***** EXCERPTED RECORDS *****
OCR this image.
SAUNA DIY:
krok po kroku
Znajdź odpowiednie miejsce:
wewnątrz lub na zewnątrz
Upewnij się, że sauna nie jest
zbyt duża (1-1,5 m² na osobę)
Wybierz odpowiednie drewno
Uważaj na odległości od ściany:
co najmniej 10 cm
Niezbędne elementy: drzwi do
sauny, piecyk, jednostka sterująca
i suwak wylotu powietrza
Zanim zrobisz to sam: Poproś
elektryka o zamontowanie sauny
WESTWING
*****
TASK INSTRUCTIONS:
Copy out all the entries shown above, character for character.

FINAL RESULT:
OCR this image.
SAUNA DIY:
krok po kroku
Znajdź odpowiednie miejsce:
wewnątrz lub na zewnątrz
Upewnij się, że sauna nie jest
zbyt duża (1-1,5 m² na osobę)
Wybierz odpowiednie drewno
Uważaj na odległości od ściany:
co najmniej 10 cm
Niezbędne elementy: drzwi do
sauny, piecyk, jednostka sterująca
i suwak wylotu powietrza
Zanim zrobisz to sam: Poproś
elektryka o zamontowanie sauny
WESTWING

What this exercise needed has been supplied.